_Required task 1_
List the authors named in the Pythran text, one per line.
Start Excerpt
Compiling Python Modules to Native Parallel Modules Using Pythran and OpenMP Annotations

  • Serge Guelton, École Normale Supérieure, Paris, France & Télécom Bretagne, Plouzané, France
  • Pierrick Brunet, Télécom Bretagne, Plouzané, France
  • Mehdi Amini, SILKAN INC., Los Altos, USA

Get it - PyHPC release!


In [2]:
from IPython.display import IFrame
IFrame("http://pythonhosted.org/pythran/", 1000, 500)


Out[2]:

Introduction to Pythran


In [3]:
%%sh
pythran --help


usage: pythran [-h] [-o OUTPUT_FILE] [-E] [-e] [-f flag] [-v] [-p pass] [-m machine] [-I include_dir] [-L ldflags] [-D macro_definition] [-O level] [-g] input_file

pythran: a python to C++ compiler

positional arguments:
  input_file           the pythran module to compile, either a .py or a .cpp file

optional arguments:
  -h, --help           show this help message and exit
  -o OUTPUT_FILE       path to generated file
  -E                   only run the translator, do not compile
  -e                   similar to -E, but does not generate python glue
  -f flag              any compiler switch relevant to the underlying C++ compiler
  -v                   be verbose
  -p pass              any pythran optimization to apply before code generation
  -m machine           any machine flag relevant to the underlying C++ compiler
  -I include_dir       any include dir relevant to the underlying C++ compiler
  -L ldflags           any search dir relevant to the linker
  -D macro_definition  any macro definition relevant to the underlying C++ compiler
  -O level             any optimization level relevant to the underlying C++ compiler
  -g                   any debug level relevant to the underlying C++ compiler

It's a megablast!
End Excerpt
Start Records shown
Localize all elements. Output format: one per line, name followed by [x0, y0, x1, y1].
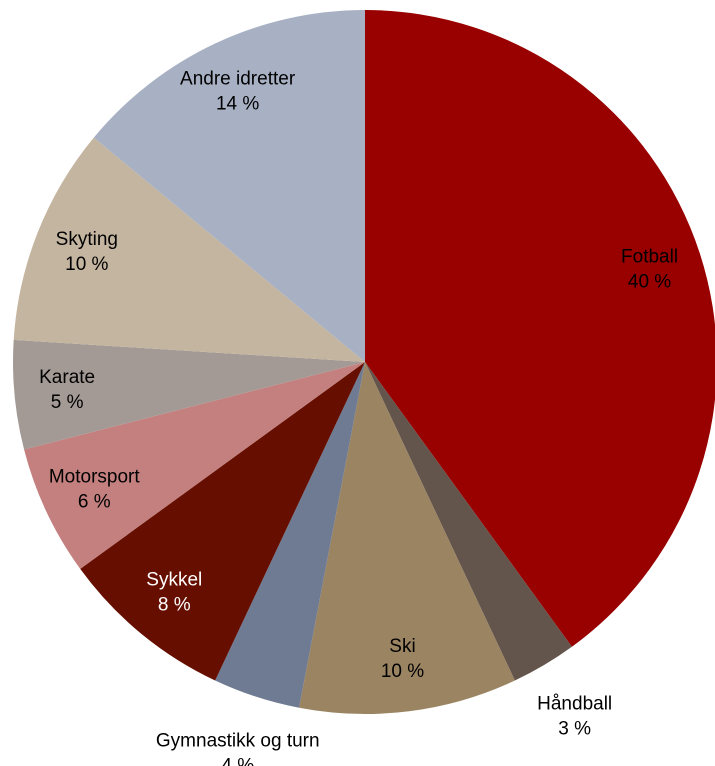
- slice-label: Fotball: [621, 247, 678, 268]
- pie-slice: [80, 362, 366, 681]
- pie-slice: [13, 137, 366, 362]
- slice-label: Karate: [39, 367, 95, 388]
- slice-label: Andre idretter: [180, 68, 296, 89]
- slice-label: Håndball: [537, 694, 612, 715]
- slice-value-label: 40 %: [628, 272, 671, 293]
- slice-value-label: 8 %: [158, 595, 191, 616]
- pie-slice: [299, 362, 515, 715]
- pie-slice: [24, 362, 366, 569]
- pie-slice: [365, 10, 715, 647]
- slice-value-label: 10 %: [65, 254, 108, 275]
- slice-value-label: 4 %: [221, 756, 254, 766]
- slice-label: Gymnastikk og turn: [156, 731, 320, 752]
- slice-label: Motorsport: [49, 466, 141, 487]
- pie-slice: [93, 10, 366, 362]
- slice-value-label: 3 %: [558, 719, 591, 740]
- pie-slice: [215, 362, 365, 708]
- slice-value-label: 6 %: [78, 491, 111, 512]
- slice-value-label: 5 %: [51, 392, 84, 413]
- slice-label: Sykkel: [146, 570, 202, 591]
- pie-slice: [12, 339, 365, 450]
- slice-label: Skyting: [56, 229, 118, 250]
- slice-label: Ski: [389, 636, 415, 657]
- slice-value-label: 10 %: [381, 661, 424, 682]
- pie-slice: [365, 362, 572, 681]
- slice-value-label: 14 %: [216, 93, 259, 114]
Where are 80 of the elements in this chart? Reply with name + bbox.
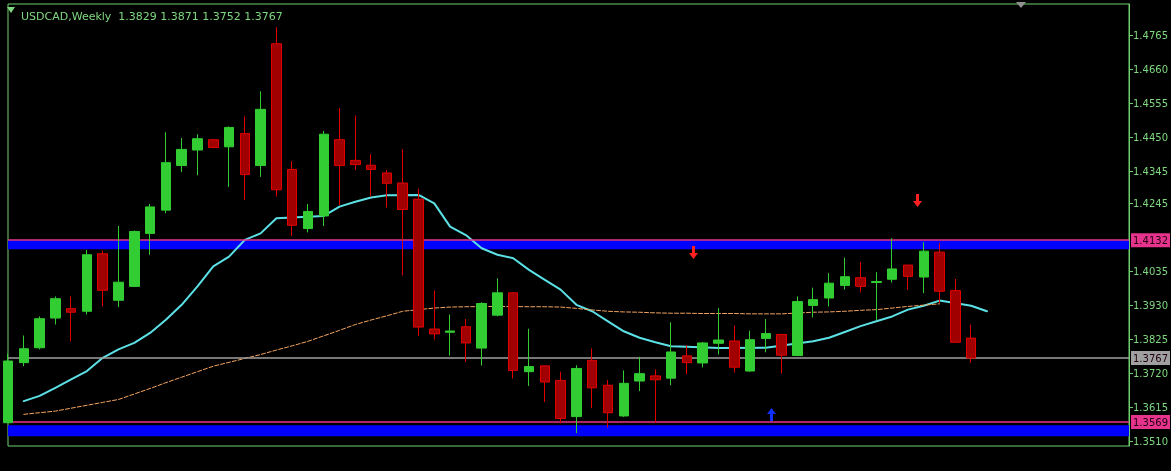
candlestick <box>397 148 408 276</box>
y-tick-label: 1.4245 <box>1133 198 1169 210</box>
candlestick <box>808 287 818 318</box>
candlestick <box>682 344 692 375</box>
candlestick <box>824 272 834 307</box>
candlestick <box>950 278 961 344</box>
candlestick <box>82 249 92 315</box>
candlestick <box>540 365 550 403</box>
candlestick <box>619 369 629 418</box>
y-tick-label: 1.4555 <box>1133 98 1169 110</box>
candlestick <box>461 318 471 363</box>
y-tick-label: 1.3825 <box>1133 333 1169 345</box>
candlestick <box>934 242 945 304</box>
line-series <box>23 303 941 415</box>
candlestick <box>745 330 755 373</box>
candlestick <box>840 257 850 291</box>
candlestick <box>208 138 219 149</box>
candlestick <box>634 356 645 392</box>
candlestick <box>334 107 345 206</box>
candlestick <box>508 291 518 379</box>
candlestick <box>729 324 740 374</box>
candlestick <box>587 347 597 409</box>
ref-line-label: 1.3767 <box>1133 352 1169 364</box>
candlestick <box>429 290 440 341</box>
candlestick <box>224 125 234 188</box>
candlestick <box>713 307 724 356</box>
candlestick <box>524 328 534 387</box>
candlestick <box>145 203 155 256</box>
candlestick <box>761 318 771 353</box>
candlestick <box>855 261 866 294</box>
candlestick <box>19 335 29 367</box>
candlestick <box>476 301 487 367</box>
candlestick <box>903 264 913 291</box>
candlestick <box>776 333 787 374</box>
y-tick-label: 1.3510 <box>1133 435 1169 447</box>
y-tick-label: 1.4345 <box>1133 165 1169 177</box>
y-tick-label: 1.3720 <box>1133 367 1169 379</box>
y-tick-label: 1.4765 <box>1133 30 1169 42</box>
candlestick <box>97 250 108 307</box>
candlestick <box>129 229 140 288</box>
candlestick <box>792 295 803 357</box>
line-series <box>22 193 988 403</box>
candlestick <box>697 341 708 368</box>
candlestick <box>50 295 61 326</box>
ref-line-label: 1.3569 <box>1133 416 1169 428</box>
candlestick <box>3 353 13 424</box>
candlestick <box>113 225 124 308</box>
candlestick <box>919 241 929 294</box>
candlestick <box>382 169 392 209</box>
candlestick <box>966 324 976 364</box>
candlestick <box>871 271 882 321</box>
candlestick <box>555 371 566 424</box>
candlestick <box>319 130 329 227</box>
text: USDCAD,Weekly 1.3829 1.3871 1.3752 1.3767 <box>21 10 283 23</box>
y-tick-label: 1.3615 <box>1133 401 1169 413</box>
candlestick <box>255 90 266 178</box>
candlestick <box>287 160 297 237</box>
y-tick-label: 1.4035 <box>1133 266 1169 278</box>
y-tick-label: 1.4660 <box>1133 64 1169 76</box>
y-tick-label: 1.4450 <box>1133 131 1169 143</box>
candlestick <box>445 314 455 357</box>
candlestick <box>192 133 203 176</box>
candlestick <box>413 187 424 337</box>
candlestick <box>571 364 582 434</box>
candlestick <box>161 131 171 214</box>
candlestick <box>650 368 661 424</box>
candlestick <box>666 321 676 386</box>
candlestick <box>271 26 282 198</box>
ref-line-label: 1.4132 <box>1133 234 1169 246</box>
candlestick <box>350 114 361 171</box>
candlestick <box>176 137 187 173</box>
y-tick-label: 1.3930 <box>1133 299 1169 311</box>
candlestick <box>366 153 376 198</box>
candlestick <box>34 315 45 350</box>
candlestick <box>603 379 613 429</box>
candlestick <box>492 277 503 317</box>
candlestick <box>887 237 897 284</box>
candlestick <box>66 295 76 342</box>
candlestick <box>303 203 313 233</box>
candlestick <box>240 115 250 201</box>
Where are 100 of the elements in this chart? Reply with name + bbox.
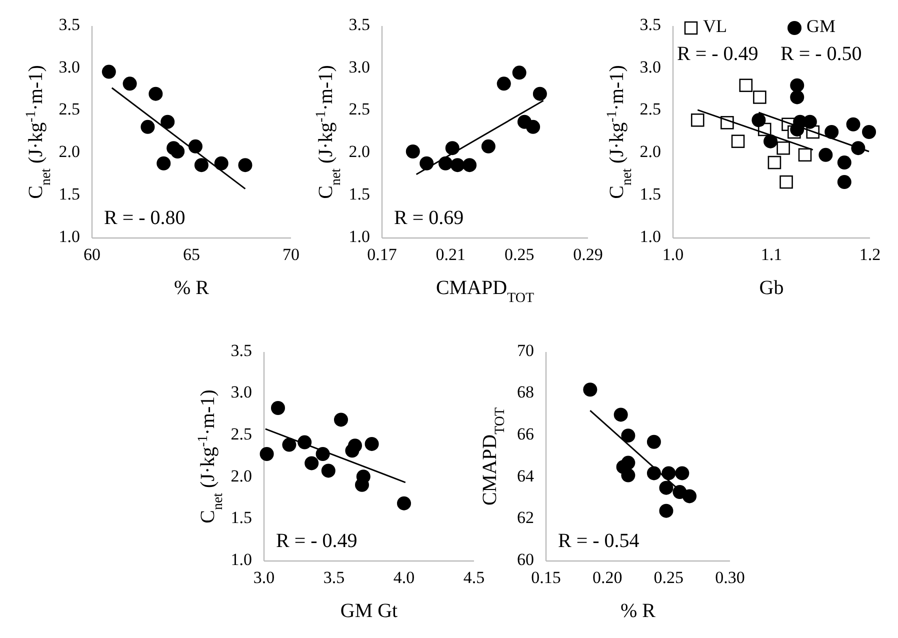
End Records shown
_Required task 2_
In the rows, change "y-tick-label" to "axis-label" in the lines starting with the one that contains "candlestick <box>397 148 408 276</box>" and going on through the one that contains "candlestick <box>619 369 629 418</box>", and give only those lines with everything else unchanged.

_Correct result 1_
Serge Guelton
Pierrick Brunet
Mehdi Amini

_Correct result 2_
candlestick <box>397 148 408 276</box>
axis-label: 1.4245 <box>1133 198 1169 210</box>
candlestick <box>808 287 818 318</box>
candlestick <box>682 344 692 375</box>
candlestick <box>824 272 834 307</box>
candlestick <box>950 278 961 344</box>
candlestick <box>82 249 92 315</box>
candlestick <box>540 365 550 403</box>
candlestick <box>619 369 629 418</box>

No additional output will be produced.